-- START OF THE RECORDS --

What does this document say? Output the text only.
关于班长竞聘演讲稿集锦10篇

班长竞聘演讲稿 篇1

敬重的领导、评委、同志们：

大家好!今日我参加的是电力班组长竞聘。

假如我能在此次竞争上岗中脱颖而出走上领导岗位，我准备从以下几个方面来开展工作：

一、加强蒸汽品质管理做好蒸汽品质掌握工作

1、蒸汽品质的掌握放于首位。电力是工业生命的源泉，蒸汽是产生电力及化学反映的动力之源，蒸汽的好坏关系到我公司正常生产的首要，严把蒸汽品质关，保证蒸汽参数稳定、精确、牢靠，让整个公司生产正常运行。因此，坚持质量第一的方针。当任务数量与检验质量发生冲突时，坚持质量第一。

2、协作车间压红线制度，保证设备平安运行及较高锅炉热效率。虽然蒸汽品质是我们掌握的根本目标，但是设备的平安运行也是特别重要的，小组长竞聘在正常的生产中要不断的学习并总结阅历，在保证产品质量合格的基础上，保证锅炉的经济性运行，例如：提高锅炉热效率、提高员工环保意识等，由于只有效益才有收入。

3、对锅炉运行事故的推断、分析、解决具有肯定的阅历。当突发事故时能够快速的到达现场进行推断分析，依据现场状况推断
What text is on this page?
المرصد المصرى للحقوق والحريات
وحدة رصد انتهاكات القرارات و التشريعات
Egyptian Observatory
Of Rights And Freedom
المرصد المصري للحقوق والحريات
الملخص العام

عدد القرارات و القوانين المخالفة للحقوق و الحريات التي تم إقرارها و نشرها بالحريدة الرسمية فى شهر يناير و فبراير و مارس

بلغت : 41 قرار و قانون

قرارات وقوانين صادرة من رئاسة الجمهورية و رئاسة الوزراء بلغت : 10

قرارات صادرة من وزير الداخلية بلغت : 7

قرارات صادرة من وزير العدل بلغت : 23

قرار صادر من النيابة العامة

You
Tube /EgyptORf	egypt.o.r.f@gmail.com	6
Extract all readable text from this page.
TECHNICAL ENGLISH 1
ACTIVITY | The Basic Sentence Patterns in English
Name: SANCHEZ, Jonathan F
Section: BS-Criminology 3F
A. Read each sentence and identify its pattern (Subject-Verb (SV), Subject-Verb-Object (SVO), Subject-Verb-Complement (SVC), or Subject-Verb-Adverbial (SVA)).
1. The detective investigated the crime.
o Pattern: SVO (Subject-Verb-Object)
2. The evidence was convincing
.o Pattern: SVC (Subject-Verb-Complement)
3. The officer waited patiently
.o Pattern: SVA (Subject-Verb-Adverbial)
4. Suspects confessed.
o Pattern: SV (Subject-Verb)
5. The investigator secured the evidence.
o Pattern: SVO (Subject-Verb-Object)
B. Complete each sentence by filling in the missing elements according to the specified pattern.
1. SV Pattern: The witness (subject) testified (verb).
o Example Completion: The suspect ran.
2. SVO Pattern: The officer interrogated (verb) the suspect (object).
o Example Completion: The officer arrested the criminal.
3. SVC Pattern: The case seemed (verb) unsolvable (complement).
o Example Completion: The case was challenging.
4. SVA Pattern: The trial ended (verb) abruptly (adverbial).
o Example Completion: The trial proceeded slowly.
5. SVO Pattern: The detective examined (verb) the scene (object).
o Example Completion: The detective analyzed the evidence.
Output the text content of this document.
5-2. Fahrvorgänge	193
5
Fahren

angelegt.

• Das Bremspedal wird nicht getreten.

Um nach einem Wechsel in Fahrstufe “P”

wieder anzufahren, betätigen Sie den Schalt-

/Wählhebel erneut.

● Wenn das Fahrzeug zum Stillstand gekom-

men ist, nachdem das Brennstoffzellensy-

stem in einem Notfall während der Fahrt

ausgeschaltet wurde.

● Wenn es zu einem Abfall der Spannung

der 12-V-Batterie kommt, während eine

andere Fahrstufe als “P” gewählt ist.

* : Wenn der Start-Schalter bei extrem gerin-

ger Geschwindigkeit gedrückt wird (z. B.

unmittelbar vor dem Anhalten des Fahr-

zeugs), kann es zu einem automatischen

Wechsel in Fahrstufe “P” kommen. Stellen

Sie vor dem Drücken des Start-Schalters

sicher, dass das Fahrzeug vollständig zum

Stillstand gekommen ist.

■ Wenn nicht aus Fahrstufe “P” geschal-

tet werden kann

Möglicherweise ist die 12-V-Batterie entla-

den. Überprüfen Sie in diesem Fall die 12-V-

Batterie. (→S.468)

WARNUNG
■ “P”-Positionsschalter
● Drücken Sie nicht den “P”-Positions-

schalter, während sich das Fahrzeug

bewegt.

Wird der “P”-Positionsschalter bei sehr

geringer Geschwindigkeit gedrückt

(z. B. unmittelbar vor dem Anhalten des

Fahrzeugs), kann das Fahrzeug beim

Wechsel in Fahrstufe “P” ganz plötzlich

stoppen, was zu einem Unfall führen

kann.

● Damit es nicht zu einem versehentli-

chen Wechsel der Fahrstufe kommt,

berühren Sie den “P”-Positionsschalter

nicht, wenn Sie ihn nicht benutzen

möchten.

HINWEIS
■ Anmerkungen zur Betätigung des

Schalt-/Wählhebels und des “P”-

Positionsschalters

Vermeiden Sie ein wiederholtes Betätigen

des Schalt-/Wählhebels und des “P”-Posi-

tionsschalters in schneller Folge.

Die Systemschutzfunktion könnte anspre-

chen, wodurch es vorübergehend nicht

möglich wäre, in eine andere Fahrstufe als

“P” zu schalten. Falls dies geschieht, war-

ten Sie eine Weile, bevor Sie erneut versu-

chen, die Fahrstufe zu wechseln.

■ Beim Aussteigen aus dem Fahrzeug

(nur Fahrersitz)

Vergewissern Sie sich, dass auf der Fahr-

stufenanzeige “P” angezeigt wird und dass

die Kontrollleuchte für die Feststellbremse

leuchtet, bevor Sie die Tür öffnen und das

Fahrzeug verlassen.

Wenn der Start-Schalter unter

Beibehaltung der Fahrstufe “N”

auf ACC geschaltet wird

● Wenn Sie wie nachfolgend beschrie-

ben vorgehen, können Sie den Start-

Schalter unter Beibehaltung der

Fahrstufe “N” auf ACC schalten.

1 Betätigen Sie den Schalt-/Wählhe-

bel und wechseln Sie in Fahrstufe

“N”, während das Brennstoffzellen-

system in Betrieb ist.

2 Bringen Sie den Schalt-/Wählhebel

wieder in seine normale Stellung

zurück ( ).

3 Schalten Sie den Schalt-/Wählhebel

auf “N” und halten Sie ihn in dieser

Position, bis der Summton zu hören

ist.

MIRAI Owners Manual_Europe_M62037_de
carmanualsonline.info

-- END OF THE RECORDS --

JOB
Transcribe all of the entries without altering anything.

SOLUTION FOR THIS PROBLEM
What does this document say? Output the text only.
关于班长竞聘演讲稿集锦10篇

班长竞聘演讲稿 篇1

敬重的领导、评委、同志们：

大家好!今日我参加的是电力班组长竞聘。

假如我能在此次竞争上岗中脱颖而出走上领导岗位，我准备从以下几个方面来开展工作：

一、加强蒸汽品质管理做好蒸汽品质掌握工作

1、蒸汽品质的掌握放于首位。电力是工业生命的源泉，蒸汽是产生电力及化学反映的动力之源，蒸汽的好坏关系到我公司正常生产的首要，严把蒸汽品质关，保证蒸汽参数稳定、精确、牢靠，让整个公司生产正常运行。因此，坚持质量第一的方针。当任务数量与检验质量发生冲突时，坚持质量第一。

2、协作车间压红线制度，保证设备平安运行及较高锅炉热效率。虽然蒸汽品质是我们掌握的根本目标，但是设备的平安运行也是特别重要的，小组长竞聘在正常的生产中要不断的学习并总结阅历，在保证产品质量合格的基础上，保证锅炉的经济性运行，例如：提高锅炉热效率、提高员工环保意识等，由于只有效益才有收入。

3、对锅炉运行事故的推断、分析、解决具有肯定的阅历。当突发事故时能够快速的到达现场进行推断分析，依据现场状况推断
What text is on this page?
المرصد المصرى للحقوق والحريات
وحدة رصد انتهاكات القرارات و التشريعات
Egyptian Observatory
Of Rights And Freedom
المرصد المصري للحقوق والحريات
الملخص العام

عدد القرارات و القوانين المخالفة للحقوق و الحريات التي تم إقرارها و نشرها بالحريدة الرسمية فى شهر يناير و فبراير و مارس

بلغت : 41 قرار و قانون

قرارات وقوانين صادرة من رئاسة الجمهورية و رئاسة الوزراء بلغت : 10

قرارات صادرة من وزير الداخلية بلغت : 7

قرارات صادرة من وزير العدل بلغت : 23

قرار صادر من النيابة العامة

You
Tube /EgyptORf	egypt.o.r.f@gmail.com	6
Extract all readable text from this page.
TECHNICAL ENGLISH 1
ACTIVITY | The Basic Sentence Patterns in English
Name: SANCHEZ, Jonathan F
Section: BS-Criminology 3F
A. Read each sentence and identify its pattern (Subject-Verb (SV), Subject-Verb-Object (SVO), Subject-Verb-Complement (SVC), or Subject-Verb-Adverbial (SVA)).
1. The detective investigated the crime.
o Pattern: SVO (Subject-Verb-Object)
2. The evidence was convincing
.o Pattern: SVC (Subject-Verb-Complement)
3. The officer waited patiently
.o Pattern: SVA (Subject-Verb-Adverbial)
4. Suspects confessed.
o Pattern: SV (Subject-Verb)
5. The investigator secured the evidence.
o Pattern: SVO (Subject-Verb-Object)
B. Complete each sentence by filling in the missing elements according to the specified pattern.
1. SV Pattern: The witness (subject) testified (verb).
o Example Completion: The suspect ran.
2. SVO Pattern: The officer interrogated (verb) the suspect (object).
o Example Completion: The officer arrested the criminal.
3. SVC Pattern: The case seemed (verb) unsolvable (complement).
o Example Completion: The case was challenging.
4. SVA Pattern: The trial ended (verb) abruptly (adverbial).
o Example Completion: The trial proceeded slowly.
5. SVO Pattern: The detective examined (verb) the scene (object).
o Example Completion: The detective analyzed the evidence.
Output the text content of this document.
5-2. Fahrvorgänge	193
5
Fahren

angelegt.

• Das Bremspedal wird nicht getreten.

Um nach einem Wechsel in Fahrstufe “P”

wieder anzufahren, betätigen Sie den Schalt-

/Wählhebel erneut.

● Wenn das Fahrzeug zum Stillstand gekom-

men ist, nachdem das Brennstoffzellensy-

stem in einem Notfall während der Fahrt

ausgeschaltet wurde.

● Wenn es zu einem Abfall der Spannung

der 12-V-Batterie kommt, während eine

andere Fahrstufe als “P” gewählt ist.

* : Wenn der Start-Schalter bei extrem gerin-

ger Geschwindigkeit gedrückt wird (z. B.

unmittelbar vor dem Anhalten des Fahr-

zeugs), kann es zu einem automatischen

Wechsel in Fahrstufe “P” kommen. Stellen

Sie vor dem Drücken des Start-Schalters

sicher, dass das Fahrzeug vollständig zum

Stillstand gekommen ist.

■ Wenn nicht aus Fahrstufe “P” geschal-

tet werden kann

Möglicherweise ist die 12-V-Batterie entla-

den. Überprüfen Sie in diesem Fall die 12-V-

Batterie. (→S.468)

WARNUNG
■ “P”-Positionsschalter
● Drücken Sie nicht den “P”-Positions-

schalter, während sich das Fahrzeug

bewegt.

Wird der “P”-Positionsschalter bei sehr

geringer Geschwindigkeit gedrückt

(z. B. unmittelbar vor dem Anhalten des

Fahrzeugs), kann das Fahrzeug beim

Wechsel in Fahrstufe “P” ganz plötzlich

stoppen, was zu einem Unfall führen

kann.

● Damit es nicht zu einem versehentli-

chen Wechsel der Fahrstufe kommt,

berühren Sie den “P”-Positionsschalter

nicht, wenn Sie ihn nicht benutzen

möchten.

HINWEIS
■ Anmerkungen zur Betätigung des

Schalt-/Wählhebels und des “P”-

Positionsschalters

Vermeiden Sie ein wiederholtes Betätigen

des Schalt-/Wählhebels und des “P”-Posi-

tionsschalters in schneller Folge.

Die Systemschutzfunktion könnte anspre-

chen, wodurch es vorübergehend nicht

möglich wäre, in eine andere Fahrstufe als

“P” zu schalten. Falls dies geschieht, war-

ten Sie eine Weile, bevor Sie erneut versu-

chen, die Fahrstufe zu wechseln.

■ Beim Aussteigen aus dem Fahrzeug

(nur Fahrersitz)

Vergewissern Sie sich, dass auf der Fahr-

stufenanzeige “P” angezeigt wird und dass

die Kontrollleuchte für die Feststellbremse

leuchtet, bevor Sie die Tür öffnen und das

Fahrzeug verlassen.

Wenn der Start-Schalter unter

Beibehaltung der Fahrstufe “N”

auf ACC geschaltet wird

● Wenn Sie wie nachfolgend beschrie-

ben vorgehen, können Sie den Start-

Schalter unter Beibehaltung der

Fahrstufe “N” auf ACC schalten.

1 Betätigen Sie den Schalt-/Wählhe-

bel und wechseln Sie in Fahrstufe

“N”, während das Brennstoffzellen-

system in Betrieb ist.

2 Bringen Sie den Schalt-/Wählhebel

wieder in seine normale Stellung

zurück ( ).

3 Schalten Sie den Schalt-/Wählhebel

auf “N” und halten Sie ihn in dieser

Position, bis der Summton zu hören

ist.

MIRAI Owners Manual_Europe_M62037_de
carmanualsonline.info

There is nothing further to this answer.